### WHAT IS NEEDED:
All of the data needs to be repeated exactly.
==== RECORDS TO PROCESS ====
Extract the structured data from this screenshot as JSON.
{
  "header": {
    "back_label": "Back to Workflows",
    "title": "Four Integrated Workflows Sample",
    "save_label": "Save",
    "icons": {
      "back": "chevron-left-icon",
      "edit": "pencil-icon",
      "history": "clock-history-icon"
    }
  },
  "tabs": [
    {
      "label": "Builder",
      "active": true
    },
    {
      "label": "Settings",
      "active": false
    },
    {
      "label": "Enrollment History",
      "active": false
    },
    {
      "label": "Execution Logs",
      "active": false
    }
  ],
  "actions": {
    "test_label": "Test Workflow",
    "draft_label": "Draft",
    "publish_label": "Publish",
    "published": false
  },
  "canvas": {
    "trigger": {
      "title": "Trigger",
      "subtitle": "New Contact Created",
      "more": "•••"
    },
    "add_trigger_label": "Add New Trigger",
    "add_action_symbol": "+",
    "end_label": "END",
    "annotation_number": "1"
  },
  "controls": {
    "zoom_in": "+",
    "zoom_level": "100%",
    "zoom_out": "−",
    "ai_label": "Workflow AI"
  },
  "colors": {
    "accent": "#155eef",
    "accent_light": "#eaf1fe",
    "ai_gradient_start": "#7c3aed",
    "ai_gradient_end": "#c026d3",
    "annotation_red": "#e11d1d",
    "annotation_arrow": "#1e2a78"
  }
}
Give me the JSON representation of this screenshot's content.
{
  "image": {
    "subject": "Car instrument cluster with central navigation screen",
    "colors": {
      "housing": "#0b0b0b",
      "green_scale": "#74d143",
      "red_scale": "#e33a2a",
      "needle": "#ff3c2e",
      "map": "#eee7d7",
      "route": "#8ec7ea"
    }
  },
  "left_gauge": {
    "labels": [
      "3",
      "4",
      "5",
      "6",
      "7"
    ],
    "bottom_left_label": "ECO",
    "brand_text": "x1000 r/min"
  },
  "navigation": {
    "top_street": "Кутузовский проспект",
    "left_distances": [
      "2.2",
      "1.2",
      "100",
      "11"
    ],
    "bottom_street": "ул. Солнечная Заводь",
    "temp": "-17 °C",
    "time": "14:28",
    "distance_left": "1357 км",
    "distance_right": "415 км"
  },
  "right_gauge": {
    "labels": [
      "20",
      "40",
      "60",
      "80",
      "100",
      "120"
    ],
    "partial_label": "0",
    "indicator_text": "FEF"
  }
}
====
### EXERCISE ANSWER:
Extract the structured data from this screenshot as JSON.
{
  "header": {
    "back_label": "Back to Workflows",
    "title": "Four Integrated Workflows Sample",
    "save_label": "Save",
    "icons": {
      "back": "chevron-left-icon",
      "edit": "pencil-icon",
      "history": "clock-history-icon"
    }
  },
  "tabs": [
    {
      "label": "Builder",
      "active": true
    },
    {
      "label": "Settings",
      "active": false
    },
    {
      "label": "Enrollment History",
      "active": false
    },
    {
      "label": "Execution Logs",
      "active": false
    }
  ],
  "actions": {
    "test_label": "Test Workflow",
    "draft_label": "Draft",
    "publish_label": "Publish",
    "published": false
  },
  "canvas": {
    "trigger": {
      "title": "Trigger",
      "subtitle": "New Contact Created",
      "more": "•••"
    },
    "add_trigger_label": "Add New Trigger",
    "add_action_symbol": "+",
    "end_label": "END",
    "annotation_number": "1"
  },
  "controls": {
    "zoom_in": "+",
    "zoom_level": "100%",
    "zoom_out": "−",
    "ai_label": "Workflow AI"
  },
  "colors": {
    "accent": "#155eef",
    "accent_light": "#eaf1fe",
    "ai_gradient_start": "#7c3aed",
    "ai_gradient_end": "#c026d3",
    "annotation_red": "#e11d1d",
    "annotation_arrow": "#1e2a78"
  }
}
Give me the JSON representation of this screenshot's content.
{
  "image": {
    "subject": "Car instrument cluster with central navigation screen",
    "colors": {
      "housing": "#0b0b0b",
      "green_scale": "#74d143",
      "red_scale": "#e33a2a",
      "needle": "#ff3c2e",
      "map": "#eee7d7",
      "route": "#8ec7ea"
    }
  },
  "left_gauge": {
    "labels": [
      "3",
      "4",
      "5",
      "6",
      "7"
    ],
    "bottom_left_label": "ECO",
    "brand_text": "x1000 r/min"
  },
  "navigation": {
    "top_street": "Кутузовский проспект",
    "left_distances": [
      "2.2",
      "1.2",
      "100",
      "11"
    ],
    "bottom_street": "ул. Солнечная Заводь",
    "temp": "-17 °C",
    "time": "14:28",
    "distance_left": "1357 км",
    "distance_right": "415 км"
  },
  "right_gauge": {
    "labels": [
      "20",
      "40",
      "60",
      "80",
      "100",
      "120"
    ],
    "partial_label": "0",
    "indicator_text": "FEF"
  }
}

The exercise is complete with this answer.